● Problem description: Each of the entries should be retyped precisely as it appears.

==== Data for this task ====

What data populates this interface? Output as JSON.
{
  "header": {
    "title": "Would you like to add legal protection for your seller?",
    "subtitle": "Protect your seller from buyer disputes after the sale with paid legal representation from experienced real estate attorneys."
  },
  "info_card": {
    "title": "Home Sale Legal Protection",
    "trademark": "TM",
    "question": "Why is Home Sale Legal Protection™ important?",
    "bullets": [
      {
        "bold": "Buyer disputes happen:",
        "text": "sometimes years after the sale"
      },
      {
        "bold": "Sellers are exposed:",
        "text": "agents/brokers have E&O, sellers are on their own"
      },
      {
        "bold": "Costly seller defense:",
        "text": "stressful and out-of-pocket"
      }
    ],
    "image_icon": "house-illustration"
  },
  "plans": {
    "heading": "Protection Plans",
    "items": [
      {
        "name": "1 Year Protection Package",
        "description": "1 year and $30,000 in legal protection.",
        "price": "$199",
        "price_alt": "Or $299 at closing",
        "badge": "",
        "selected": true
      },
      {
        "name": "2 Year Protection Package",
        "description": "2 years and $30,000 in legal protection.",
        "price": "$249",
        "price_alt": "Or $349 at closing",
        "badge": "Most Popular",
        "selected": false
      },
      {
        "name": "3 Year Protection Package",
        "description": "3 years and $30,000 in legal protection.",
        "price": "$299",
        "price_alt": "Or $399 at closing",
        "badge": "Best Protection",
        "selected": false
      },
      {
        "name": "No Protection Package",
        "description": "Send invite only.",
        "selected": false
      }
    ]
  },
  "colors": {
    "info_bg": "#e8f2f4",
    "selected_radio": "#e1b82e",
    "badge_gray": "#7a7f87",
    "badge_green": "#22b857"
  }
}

====

● Reply to the task:
What data populates this interface? Output as JSON.
{
  "header": {
    "title": "Would you like to add legal protection for your seller?",
    "subtitle": "Protect your seller from buyer disputes after the sale with paid legal representation from experienced real estate attorneys."
  },
  "info_card": {
    "title": "Home Sale Legal Protection",
    "trademark": "TM",
    "question": "Why is Home Sale Legal Protection™ important?",
    "bullets": [
      {
        "bold": "Buyer disputes happen:",
        "text": "sometimes years after the sale"
      },
      {
        "bold": "Sellers are exposed:",
        "text": "agents/brokers have E&O, sellers are on their own"
      },
      {
        "bold": "Costly seller defense:",
        "text": "stressful and out-of-pocket"
      }
    ],
    "image_icon": "house-illustration"
  },
  "plans": {
    "heading": "Protection Plans",
    "items": [
      {
        "name": "1 Year Protection Package",
        "description": "1 year and $30,000 in legal protection.",
        "price": "$199",
        "price_alt": "Or $299 at closing",
        "badge": "",
        "selected": true
      },
      {
        "name": "2 Year Protection Package",
        "description": "2 years and $30,000 in legal protection.",
        "price": "$249",
        "price_alt": "Or $349 at closing",
        "badge": "Most Popular",
        "selected": false
      },
      {
        "name": "3 Year Protection Package",
        "description": "3 years and $30,000 in legal protection.",
        "price": "$299",
        "price_alt": "Or $399 at closing",
        "badge": "Best Protection",
        "selected": false
      },
      {
        "name": "No Protection Package",
        "description": "Send invite only.",
        "selected": false
      }
    ]
  },
  "colors": {
    "info_bg": "#e8f2f4",
    "selected_radio": "#e1b82e",
    "badge_gray": "#7a7f87",
    "badge_green": "#22b857"
  }
}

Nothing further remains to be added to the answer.